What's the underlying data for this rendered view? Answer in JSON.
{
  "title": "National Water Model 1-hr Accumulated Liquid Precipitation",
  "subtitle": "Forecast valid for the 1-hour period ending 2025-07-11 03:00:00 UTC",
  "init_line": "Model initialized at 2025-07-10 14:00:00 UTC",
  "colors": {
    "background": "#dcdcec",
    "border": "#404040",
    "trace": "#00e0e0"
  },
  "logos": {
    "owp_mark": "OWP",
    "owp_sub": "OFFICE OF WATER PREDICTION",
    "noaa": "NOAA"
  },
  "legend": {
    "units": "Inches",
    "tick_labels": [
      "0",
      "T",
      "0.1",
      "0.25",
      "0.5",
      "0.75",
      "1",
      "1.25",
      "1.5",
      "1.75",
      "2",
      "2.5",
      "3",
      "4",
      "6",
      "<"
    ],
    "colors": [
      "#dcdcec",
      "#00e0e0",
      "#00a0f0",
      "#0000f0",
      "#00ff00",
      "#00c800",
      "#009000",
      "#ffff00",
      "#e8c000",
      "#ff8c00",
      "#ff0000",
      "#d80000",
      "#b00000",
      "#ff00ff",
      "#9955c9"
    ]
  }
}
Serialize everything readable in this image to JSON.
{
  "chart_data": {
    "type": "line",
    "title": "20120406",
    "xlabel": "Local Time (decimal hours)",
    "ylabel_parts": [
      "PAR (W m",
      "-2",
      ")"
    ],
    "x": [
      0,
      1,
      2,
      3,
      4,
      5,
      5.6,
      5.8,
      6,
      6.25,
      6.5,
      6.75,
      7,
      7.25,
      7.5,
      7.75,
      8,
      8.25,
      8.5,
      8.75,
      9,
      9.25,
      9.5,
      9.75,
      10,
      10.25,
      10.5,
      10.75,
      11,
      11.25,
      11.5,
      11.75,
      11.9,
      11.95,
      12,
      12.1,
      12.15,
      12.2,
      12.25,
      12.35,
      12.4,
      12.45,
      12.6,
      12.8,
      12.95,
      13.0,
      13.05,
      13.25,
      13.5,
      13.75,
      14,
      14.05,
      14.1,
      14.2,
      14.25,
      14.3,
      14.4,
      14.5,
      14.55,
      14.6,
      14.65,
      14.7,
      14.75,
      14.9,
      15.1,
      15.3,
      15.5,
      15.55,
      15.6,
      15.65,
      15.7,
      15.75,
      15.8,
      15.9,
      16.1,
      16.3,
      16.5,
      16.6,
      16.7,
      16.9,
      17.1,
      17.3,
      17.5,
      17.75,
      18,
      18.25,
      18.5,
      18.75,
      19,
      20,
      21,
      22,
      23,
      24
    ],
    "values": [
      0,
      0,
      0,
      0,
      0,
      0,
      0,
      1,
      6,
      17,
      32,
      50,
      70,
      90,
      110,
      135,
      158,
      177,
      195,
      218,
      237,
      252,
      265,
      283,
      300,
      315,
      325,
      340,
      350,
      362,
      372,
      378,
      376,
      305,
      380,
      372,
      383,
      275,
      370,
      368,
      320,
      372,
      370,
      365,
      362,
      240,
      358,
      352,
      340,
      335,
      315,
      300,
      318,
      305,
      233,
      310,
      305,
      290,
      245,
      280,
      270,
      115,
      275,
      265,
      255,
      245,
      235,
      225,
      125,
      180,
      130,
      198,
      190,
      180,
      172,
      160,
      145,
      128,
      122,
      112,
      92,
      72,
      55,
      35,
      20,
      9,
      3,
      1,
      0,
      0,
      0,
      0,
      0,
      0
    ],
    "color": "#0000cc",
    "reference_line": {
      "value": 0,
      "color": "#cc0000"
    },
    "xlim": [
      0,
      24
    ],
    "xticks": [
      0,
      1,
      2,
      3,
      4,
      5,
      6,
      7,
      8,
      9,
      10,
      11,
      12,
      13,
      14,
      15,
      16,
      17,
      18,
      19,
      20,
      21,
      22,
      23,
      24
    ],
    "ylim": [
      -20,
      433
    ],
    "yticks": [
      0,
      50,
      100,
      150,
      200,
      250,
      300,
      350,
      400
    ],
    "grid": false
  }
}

○ ○ ○ ○

* _The request_
Could you reproduce every record above exactly as it appears?

* _Written solution_
What's the underlying data for this rendered view? Answer in JSON.
{
  "title": "National Water Model 1-hr Accumulated Liquid Precipitation",
  "subtitle": "Forecast valid for the 1-hour period ending 2025-07-11 03:00:00 UTC",
  "init_line": "Model initialized at 2025-07-10 14:00:00 UTC",
  "colors": {
    "background": "#dcdcec",
    "border": "#404040",
    "trace": "#00e0e0"
  },
  "logos": {
    "owp_mark": "OWP",
    "owp_sub": "OFFICE OF WATER PREDICTION",
    "noaa": "NOAA"
  },
  "legend": {
    "units": "Inches",
    "tick_labels": [
      "0",
      "T",
      "0.1",
      "0.25",
      "0.5",
      "0.75",
      "1",
      "1.25",
      "1.5",
      "1.75",
      "2",
      "2.5",
      "3",
      "4",
      "6",
      "<"
    ],
    "colors": [
      "#dcdcec",
      "#00e0e0",
      "#00a0f0",
      "#0000f0",
      "#00ff00",
      "#00c800",
      "#009000",
      "#ffff00",
      "#e8c000",
      "#ff8c00",
      "#ff0000",
      "#d80000",
      "#b00000",
      "#ff00ff",
      "#9955c9"
    ]
  }
}
Serialize everything readable in this image to JSON.
{
  "chart_data": {
    "type": "line",
    "title": "20120406",
    "xlabel": "Local Time (decimal hours)",
    "ylabel_parts": [
      "PAR (W m",
      "-2",
      ")"
    ],
    "x": [
      0,
      1,
      2,
      3,
      4,
      5,
      5.6,
      5.8,
      6,
      6.25,
      6.5,
      6.75,
      7,
      7.25,
      7.5,
      7.75,
      8,
      8.25,
      8.5,
      8.75,
      9,
      9.25,
      9.5,
      9.75,
      10,
      10.25,
      10.5,
      10.75,
      11,
      11.25,
      11.5,
      11.75,
      11.9,
      11.95,
      12,
      12.1,
      12.15,
      12.2,
      12.25,
      12.35,
      12.4,
      12.45,
      12.6,
      12.8,
      12.95,
      13.0,
      13.05,
      13.25,
      13.5,
      13.75,
      14,
      14.05,
      14.1,
      14.2,
      14.25,
      14.3,
      14.4,
      14.5,
      14.55,
      14.6,
      14.65,
      14.7,
      14.75,
      14.9,
      15.1,
      15.3,
      15.5,
      15.55,
      15.6,
      15.65,
      15.7,
      15.75,
      15.8,
      15.9,
      16.1,
      16.3,
      16.5,
      16.6,
      16.7,
      16.9,
      17.1,
      17.3,
      17.5,
      17.75,
      18,
      18.25,
      18.5,
      18.75,
      19,
      20,
      21,
      22,
      23,
      24
    ],
    "values": [
      0,
      0,
      0,
      0,
      0,
      0,
      0,
      1,
      6,
      17,
      32,
      50,
      70,
      90,
      110,
      135,
      158,
      177,
      195,
      218,
      237,
      252,
      265,
      283,
      300,
      315,
      325,
      340,
      350,
      362,
      372,
      378,
      376,
      305,
      380,
      372,
      383,
      275,
      370,
      368,
      320,
      372,
      370,
      365,
      362,
      240,
      358,
      352,
      340,
      335,
      315,
      300,
      318,
      305,
      233,
      310,
      305,
      290,
      245,
      280,
      270,
      115,
      275,
      265,
      255,
      245,
      235,
      225,
      125,
      180,
      130,
      198,
      190,
      180,
      172,
      160,
      145,
      128,
      122,
      112,
      92,
      72,
      55,
      35,
      20,
      9,
      3,
      1,
      0,
      0,
      0,
      0,
      0,
      0
    ],
    "color": "#0000cc",
    "reference_line": {
      "value": 0,
      "color": "#cc0000"
    },
    "xlim": [
      0,
      24
    ],
    "xticks": [
      0,
      1,
      2,
      3,
      4,
      5,
      6,
      7,
      8,
      9,
      10,
      11,
      12,
      13,
      14,
      15,
      16,
      17,
      18,
      19,
      20,
      21,
      22,
      23,
      24
    ],
    "ylim": [
      -20,
      433
    ],
    "yticks": [
      0,
      50,
      100,
      150,
      200,
      250,
      300,
      350,
      400
    ],
    "grid": false
  }
}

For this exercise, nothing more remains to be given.